◆ **Directive**
Gather from the material every line that contains the string "corner".

^^^^^^^^

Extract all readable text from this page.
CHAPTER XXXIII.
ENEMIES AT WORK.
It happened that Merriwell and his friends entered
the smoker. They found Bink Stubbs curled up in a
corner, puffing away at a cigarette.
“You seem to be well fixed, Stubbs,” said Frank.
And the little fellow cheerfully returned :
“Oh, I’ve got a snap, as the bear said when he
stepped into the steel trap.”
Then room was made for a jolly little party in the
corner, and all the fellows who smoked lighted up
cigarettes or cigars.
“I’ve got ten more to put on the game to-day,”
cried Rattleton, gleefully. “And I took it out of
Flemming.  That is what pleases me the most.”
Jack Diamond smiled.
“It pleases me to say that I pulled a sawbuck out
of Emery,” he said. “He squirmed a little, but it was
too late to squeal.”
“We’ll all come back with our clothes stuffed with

^^^^^^^^

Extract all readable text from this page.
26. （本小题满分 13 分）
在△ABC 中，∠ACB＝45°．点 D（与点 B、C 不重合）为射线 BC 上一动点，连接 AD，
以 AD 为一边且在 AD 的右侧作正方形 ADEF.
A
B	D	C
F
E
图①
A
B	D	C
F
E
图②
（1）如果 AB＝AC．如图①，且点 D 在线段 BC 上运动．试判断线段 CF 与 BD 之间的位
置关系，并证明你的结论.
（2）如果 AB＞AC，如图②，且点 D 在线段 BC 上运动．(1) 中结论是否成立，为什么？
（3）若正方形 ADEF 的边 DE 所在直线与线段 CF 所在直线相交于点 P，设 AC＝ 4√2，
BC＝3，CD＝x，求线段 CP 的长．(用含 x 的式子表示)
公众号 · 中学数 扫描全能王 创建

^^^^^^^^

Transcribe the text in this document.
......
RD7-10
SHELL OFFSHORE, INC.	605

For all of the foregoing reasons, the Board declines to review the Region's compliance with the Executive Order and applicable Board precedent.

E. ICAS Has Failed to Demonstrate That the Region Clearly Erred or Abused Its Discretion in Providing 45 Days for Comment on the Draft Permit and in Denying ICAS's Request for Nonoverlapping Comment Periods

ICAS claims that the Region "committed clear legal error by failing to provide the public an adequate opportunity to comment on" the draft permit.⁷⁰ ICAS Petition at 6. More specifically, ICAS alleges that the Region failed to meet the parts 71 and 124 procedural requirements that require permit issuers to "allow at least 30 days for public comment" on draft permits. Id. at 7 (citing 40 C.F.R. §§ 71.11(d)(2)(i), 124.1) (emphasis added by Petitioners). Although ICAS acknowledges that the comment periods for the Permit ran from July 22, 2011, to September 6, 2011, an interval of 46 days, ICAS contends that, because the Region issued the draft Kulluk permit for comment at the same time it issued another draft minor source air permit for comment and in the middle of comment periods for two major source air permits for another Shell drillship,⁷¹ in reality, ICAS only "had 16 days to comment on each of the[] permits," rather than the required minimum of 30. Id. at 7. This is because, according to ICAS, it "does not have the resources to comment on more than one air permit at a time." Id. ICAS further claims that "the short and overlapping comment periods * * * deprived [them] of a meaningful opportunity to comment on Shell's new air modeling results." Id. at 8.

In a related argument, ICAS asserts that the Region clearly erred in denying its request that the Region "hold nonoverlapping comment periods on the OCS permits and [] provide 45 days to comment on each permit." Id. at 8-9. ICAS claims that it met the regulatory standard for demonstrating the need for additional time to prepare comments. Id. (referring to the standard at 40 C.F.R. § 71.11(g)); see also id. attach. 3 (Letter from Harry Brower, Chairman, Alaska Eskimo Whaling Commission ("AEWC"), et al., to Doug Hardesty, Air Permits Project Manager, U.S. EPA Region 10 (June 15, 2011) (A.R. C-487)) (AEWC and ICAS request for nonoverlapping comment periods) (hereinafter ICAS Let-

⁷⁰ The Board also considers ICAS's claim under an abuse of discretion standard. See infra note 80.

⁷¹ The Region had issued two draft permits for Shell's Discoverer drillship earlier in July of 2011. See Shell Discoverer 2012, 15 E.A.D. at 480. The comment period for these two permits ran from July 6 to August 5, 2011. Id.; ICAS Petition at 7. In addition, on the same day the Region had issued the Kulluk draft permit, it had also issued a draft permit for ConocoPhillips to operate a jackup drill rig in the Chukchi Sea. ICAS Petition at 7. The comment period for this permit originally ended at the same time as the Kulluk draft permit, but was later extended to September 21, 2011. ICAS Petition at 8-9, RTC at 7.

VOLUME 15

^^^^^^^^

◆ **Written response**
corner, puffing away at a cigarette.
corner, and all the fellows who smoked lighted up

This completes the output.